## Task objective
What is the number of lines in these entries that include "treaty"? Write that number and no other text.

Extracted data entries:

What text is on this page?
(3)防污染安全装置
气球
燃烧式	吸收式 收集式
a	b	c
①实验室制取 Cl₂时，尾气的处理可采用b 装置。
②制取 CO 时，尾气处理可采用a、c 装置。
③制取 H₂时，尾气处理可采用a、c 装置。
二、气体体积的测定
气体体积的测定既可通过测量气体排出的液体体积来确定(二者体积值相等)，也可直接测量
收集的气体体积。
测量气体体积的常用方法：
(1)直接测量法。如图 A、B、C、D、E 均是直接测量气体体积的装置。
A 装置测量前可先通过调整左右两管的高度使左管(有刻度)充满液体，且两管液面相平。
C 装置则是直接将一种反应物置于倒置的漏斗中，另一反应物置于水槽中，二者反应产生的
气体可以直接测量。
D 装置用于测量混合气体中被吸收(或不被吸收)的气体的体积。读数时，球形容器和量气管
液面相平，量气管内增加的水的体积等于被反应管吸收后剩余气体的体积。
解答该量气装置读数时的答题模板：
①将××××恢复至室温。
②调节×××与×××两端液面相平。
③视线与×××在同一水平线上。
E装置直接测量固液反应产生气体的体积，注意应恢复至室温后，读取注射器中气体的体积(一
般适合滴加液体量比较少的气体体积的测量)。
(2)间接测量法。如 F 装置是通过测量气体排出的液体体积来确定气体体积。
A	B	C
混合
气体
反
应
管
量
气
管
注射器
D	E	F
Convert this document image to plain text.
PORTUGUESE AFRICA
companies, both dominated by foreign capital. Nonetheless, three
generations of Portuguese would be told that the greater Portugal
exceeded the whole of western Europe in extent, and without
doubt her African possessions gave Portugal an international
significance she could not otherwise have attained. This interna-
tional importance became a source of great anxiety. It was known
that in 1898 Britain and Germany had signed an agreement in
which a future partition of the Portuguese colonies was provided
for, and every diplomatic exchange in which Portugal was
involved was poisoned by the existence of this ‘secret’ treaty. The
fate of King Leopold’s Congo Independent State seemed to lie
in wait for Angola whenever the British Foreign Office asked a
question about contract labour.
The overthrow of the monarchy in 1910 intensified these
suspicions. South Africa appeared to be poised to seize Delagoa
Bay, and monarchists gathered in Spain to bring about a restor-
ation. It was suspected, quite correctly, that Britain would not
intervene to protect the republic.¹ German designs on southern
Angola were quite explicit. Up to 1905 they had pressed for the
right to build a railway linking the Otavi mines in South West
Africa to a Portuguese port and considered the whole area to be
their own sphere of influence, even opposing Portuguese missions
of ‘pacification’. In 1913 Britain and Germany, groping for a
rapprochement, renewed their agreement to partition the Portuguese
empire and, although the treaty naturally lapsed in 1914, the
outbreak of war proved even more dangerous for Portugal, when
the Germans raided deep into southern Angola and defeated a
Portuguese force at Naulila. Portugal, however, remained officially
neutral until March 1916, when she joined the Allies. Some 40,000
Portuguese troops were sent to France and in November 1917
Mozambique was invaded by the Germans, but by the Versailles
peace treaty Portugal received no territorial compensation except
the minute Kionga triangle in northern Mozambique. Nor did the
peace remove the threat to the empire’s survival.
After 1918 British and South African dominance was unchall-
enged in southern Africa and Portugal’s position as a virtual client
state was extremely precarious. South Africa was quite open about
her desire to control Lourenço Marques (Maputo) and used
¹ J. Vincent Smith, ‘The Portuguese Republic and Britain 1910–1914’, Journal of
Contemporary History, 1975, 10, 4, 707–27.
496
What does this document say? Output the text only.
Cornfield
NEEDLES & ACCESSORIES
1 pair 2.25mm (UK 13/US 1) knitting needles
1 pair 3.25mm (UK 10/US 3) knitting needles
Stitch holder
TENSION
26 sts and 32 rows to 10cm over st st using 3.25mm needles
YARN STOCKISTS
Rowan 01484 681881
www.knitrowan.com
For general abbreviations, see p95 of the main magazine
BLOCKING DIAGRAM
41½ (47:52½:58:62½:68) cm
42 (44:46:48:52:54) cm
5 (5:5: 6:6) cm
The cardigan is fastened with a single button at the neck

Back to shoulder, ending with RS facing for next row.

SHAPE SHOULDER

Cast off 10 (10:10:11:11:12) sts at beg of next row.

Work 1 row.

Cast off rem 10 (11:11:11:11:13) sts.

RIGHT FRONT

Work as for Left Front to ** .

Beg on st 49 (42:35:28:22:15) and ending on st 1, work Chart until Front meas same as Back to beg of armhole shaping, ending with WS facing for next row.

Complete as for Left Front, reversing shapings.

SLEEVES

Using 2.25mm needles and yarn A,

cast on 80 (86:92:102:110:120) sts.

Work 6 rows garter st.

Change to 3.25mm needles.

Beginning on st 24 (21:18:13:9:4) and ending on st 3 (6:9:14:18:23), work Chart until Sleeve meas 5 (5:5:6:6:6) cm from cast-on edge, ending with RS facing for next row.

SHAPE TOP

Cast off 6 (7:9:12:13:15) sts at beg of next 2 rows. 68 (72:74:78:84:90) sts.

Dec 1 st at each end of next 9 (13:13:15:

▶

## Worked solution
3